> _Records provided_

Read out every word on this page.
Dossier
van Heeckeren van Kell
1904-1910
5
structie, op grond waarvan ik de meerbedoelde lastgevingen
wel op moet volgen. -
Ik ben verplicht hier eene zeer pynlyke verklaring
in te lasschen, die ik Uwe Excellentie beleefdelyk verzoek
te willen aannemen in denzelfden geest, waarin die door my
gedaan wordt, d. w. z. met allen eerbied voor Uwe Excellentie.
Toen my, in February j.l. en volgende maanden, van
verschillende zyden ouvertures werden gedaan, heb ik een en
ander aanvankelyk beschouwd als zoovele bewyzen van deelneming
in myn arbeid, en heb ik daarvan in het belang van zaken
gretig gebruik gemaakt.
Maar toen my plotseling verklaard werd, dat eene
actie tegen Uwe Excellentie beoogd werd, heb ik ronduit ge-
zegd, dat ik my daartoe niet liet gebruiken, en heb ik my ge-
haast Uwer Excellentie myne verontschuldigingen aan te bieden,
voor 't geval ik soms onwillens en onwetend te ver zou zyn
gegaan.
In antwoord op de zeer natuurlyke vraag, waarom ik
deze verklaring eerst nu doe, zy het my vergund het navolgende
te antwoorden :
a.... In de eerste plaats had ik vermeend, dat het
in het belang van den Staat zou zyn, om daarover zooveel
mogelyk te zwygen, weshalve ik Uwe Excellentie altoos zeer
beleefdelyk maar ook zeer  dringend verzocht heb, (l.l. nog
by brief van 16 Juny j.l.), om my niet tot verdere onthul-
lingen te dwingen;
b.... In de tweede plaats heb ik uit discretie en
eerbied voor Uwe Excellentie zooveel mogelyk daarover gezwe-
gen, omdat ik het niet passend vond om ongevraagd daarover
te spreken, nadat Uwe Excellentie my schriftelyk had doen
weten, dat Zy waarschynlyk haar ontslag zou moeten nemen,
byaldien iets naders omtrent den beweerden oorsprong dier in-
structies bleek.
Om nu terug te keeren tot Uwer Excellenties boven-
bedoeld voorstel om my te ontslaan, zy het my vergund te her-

> _Task instructions_
Faithfully copy every entry, leaving nothing out.

> _Result below_
Read out every word on this page.
Dossier
van Heeckeren van Kell
1904-1910
5
structie, op grond waarvan ik de meerbedoelde lastgevingen
wel op moet volgen. -
Ik ben verplicht hier eene zeer pynlyke verklaring
in te lasschen, die ik Uwe Excellentie beleefdelyk verzoek
te willen aannemen in denzelfden geest, waarin die door my
gedaan wordt, d. w. z. met allen eerbied voor Uwe Excellentie.
Toen my, in February j.l. en volgende maanden, van
verschillende zyden ouvertures werden gedaan, heb ik een en
ander aanvankelyk beschouwd als zoovele bewyzen van deelneming
in myn arbeid, en heb ik daarvan in het belang van zaken
gretig gebruik gemaakt.
Maar toen my plotseling verklaard werd, dat eene
actie tegen Uwe Excellentie beoogd werd, heb ik ronduit ge-
zegd, dat ik my daartoe niet liet gebruiken, en heb ik my ge-
haast Uwer Excellentie myne verontschuldigingen aan te bieden,
voor 't geval ik soms onwillens en onwetend te ver zou zyn
gegaan.
In antwoord op de zeer natuurlyke vraag, waarom ik
deze verklaring eerst nu doe, zy het my vergund het navolgende
te antwoorden :
a.... In de eerste plaats had ik vermeend, dat het
in het belang van den Staat zou zyn, om daarover zooveel
mogelyk te zwygen, weshalve ik Uwe Excellentie altoos zeer
beleefdelyk maar ook zeer  dringend verzocht heb, (l.l. nog
by brief van 16 Juny j.l.), om my niet tot verdere onthul-
lingen te dwingen;
b.... In de tweede plaats heb ik uit discretie en
eerbied voor Uwe Excellentie zooveel mogelyk daarover gezwe-
gen, omdat ik het niet passend vond om ongevraagd daarover
te spreken, nadat Uwe Excellentie my schriftelyk had doen
weten, dat Zy waarschynlyk haar ontslag zou moeten nemen,
byaldien iets naders omtrent den beweerden oorsprong dier in-
structies bleek.
Om nu terug te keeren tot Uwer Excellenties boven-
bedoeld voorstel om my te ontslaan, zy het my vergund te her-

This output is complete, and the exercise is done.